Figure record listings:
══════
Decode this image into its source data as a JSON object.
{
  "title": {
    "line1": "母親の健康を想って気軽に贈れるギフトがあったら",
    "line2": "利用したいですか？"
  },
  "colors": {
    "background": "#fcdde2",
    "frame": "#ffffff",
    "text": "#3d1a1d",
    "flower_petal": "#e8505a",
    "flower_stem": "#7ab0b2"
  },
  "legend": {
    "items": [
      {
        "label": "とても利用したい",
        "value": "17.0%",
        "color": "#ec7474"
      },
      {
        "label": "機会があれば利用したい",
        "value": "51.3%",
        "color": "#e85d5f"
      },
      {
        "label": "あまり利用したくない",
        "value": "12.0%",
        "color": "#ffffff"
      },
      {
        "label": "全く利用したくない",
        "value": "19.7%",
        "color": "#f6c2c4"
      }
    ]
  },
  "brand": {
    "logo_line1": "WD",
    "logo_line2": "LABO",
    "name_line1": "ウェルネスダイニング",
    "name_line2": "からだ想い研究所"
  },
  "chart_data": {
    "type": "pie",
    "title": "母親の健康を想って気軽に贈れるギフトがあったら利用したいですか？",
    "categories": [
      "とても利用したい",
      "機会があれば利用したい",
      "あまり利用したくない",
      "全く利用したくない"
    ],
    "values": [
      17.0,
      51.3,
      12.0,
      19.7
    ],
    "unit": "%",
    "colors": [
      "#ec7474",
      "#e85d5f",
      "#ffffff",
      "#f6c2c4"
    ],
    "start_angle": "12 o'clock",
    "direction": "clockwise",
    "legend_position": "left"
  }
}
══════
Using the listing above, locate the lines that hold "label" and copy each one.

## FULL RESPONSE
        "label": "とても利用したい",
        "label": "機会があれば利用したい",
        "label": "あまり利用したくない",
        "label": "全く利用したくない",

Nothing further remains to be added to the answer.